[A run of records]
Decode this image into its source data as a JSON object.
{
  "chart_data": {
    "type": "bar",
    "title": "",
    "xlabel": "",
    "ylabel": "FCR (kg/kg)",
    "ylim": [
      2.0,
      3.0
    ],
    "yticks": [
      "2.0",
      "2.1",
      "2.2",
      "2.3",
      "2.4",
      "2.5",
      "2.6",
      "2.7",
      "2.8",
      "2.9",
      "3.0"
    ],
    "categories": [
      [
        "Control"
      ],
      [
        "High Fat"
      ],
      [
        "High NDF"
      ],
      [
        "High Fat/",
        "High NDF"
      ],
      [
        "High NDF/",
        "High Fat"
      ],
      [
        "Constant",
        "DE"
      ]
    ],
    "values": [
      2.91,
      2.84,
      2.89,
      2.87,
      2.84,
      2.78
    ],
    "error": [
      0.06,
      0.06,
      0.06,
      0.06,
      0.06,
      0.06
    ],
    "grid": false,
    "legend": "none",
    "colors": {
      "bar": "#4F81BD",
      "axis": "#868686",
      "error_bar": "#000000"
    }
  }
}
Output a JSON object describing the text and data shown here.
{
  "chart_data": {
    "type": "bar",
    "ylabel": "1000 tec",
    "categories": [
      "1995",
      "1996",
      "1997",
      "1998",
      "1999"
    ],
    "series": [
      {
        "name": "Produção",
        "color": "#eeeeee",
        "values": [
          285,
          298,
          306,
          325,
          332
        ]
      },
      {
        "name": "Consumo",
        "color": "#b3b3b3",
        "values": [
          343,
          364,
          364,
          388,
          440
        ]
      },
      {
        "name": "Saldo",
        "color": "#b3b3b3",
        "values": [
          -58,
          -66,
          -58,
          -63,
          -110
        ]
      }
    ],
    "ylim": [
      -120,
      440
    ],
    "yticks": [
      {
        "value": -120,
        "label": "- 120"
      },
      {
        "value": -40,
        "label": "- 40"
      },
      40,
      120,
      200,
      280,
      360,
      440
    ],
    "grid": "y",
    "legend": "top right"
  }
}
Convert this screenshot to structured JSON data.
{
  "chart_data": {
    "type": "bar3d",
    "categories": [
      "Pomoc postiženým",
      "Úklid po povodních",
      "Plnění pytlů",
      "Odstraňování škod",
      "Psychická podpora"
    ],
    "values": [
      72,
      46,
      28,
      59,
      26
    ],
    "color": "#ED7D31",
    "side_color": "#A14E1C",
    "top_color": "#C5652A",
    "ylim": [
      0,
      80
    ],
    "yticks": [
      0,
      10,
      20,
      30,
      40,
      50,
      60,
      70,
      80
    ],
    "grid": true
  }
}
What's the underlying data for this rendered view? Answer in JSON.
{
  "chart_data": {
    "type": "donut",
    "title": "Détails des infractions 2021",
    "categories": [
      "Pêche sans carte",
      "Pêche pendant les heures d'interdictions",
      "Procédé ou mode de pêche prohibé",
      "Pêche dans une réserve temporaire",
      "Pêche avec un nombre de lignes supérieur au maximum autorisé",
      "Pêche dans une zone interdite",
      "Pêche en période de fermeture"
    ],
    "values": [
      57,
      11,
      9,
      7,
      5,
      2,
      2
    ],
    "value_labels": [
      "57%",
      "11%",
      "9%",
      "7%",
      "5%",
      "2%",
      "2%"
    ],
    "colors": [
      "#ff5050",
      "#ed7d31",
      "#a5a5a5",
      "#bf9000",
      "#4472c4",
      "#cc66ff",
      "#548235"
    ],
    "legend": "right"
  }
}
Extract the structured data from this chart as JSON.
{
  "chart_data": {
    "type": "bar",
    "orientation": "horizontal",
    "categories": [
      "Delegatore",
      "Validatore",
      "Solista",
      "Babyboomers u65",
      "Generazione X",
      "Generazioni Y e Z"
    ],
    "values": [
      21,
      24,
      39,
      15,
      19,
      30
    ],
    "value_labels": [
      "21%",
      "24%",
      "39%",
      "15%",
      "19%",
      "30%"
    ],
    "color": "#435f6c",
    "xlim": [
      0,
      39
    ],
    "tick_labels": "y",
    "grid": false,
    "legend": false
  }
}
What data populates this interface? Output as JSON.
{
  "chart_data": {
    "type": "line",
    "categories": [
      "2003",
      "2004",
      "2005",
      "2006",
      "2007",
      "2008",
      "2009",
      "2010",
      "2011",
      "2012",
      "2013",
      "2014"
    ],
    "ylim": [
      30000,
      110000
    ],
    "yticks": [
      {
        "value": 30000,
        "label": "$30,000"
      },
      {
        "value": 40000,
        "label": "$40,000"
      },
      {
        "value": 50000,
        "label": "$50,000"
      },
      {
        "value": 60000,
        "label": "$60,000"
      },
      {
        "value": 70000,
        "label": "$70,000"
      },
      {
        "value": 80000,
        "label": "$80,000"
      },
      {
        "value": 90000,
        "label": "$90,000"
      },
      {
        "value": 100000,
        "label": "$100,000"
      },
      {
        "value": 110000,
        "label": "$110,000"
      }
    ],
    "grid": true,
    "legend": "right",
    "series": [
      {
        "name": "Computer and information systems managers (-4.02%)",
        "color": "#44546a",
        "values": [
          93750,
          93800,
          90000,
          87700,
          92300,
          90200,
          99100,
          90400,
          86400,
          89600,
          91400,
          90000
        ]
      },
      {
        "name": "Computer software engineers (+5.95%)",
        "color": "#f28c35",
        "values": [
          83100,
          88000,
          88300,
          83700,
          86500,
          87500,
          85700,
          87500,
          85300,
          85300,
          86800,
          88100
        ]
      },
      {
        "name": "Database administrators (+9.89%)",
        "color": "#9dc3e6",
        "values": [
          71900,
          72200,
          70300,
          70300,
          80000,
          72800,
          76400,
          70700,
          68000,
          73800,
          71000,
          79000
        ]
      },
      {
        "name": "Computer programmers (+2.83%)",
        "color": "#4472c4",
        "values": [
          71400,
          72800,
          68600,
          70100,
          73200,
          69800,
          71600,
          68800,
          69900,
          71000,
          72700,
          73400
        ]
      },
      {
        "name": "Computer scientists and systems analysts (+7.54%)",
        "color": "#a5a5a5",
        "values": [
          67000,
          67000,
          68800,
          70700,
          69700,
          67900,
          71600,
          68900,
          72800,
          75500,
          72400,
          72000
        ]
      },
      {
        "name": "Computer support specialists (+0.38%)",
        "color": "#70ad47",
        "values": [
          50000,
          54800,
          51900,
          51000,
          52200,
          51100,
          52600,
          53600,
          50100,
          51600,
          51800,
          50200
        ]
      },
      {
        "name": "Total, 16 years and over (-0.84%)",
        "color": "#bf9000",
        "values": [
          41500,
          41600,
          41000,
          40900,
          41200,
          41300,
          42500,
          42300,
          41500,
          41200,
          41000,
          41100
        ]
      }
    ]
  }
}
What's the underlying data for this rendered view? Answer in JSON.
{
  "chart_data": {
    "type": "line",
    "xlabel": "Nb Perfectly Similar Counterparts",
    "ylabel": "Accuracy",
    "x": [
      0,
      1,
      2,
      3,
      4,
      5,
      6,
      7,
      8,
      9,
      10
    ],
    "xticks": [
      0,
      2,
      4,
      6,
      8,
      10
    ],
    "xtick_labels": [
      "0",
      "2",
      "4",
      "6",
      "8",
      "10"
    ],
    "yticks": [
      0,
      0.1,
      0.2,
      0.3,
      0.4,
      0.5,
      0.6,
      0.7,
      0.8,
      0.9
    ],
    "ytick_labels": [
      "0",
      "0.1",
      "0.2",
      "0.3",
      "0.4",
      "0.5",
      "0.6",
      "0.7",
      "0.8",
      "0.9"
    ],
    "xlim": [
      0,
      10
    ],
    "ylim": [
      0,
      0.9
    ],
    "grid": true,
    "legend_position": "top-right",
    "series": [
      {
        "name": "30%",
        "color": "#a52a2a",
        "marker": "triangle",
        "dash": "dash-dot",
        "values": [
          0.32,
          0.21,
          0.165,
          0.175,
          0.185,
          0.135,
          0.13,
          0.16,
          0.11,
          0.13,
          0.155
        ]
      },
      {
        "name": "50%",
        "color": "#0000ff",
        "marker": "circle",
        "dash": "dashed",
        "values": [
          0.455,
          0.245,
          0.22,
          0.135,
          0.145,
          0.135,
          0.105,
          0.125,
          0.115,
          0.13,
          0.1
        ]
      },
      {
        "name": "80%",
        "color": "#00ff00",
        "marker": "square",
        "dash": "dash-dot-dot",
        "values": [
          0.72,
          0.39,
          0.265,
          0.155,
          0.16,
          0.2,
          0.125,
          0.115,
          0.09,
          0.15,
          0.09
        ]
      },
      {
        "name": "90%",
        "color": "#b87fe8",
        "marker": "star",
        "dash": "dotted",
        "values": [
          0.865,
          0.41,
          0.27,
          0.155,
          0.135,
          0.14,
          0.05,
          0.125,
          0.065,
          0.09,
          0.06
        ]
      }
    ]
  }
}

-- Problem statement --
In the listing, find each line with the string "right" and copy it.

-- Answer for the task --
    "legend": "top right"
    "legend": "right"
    "legend": "right",
    "legend_position": "top-right",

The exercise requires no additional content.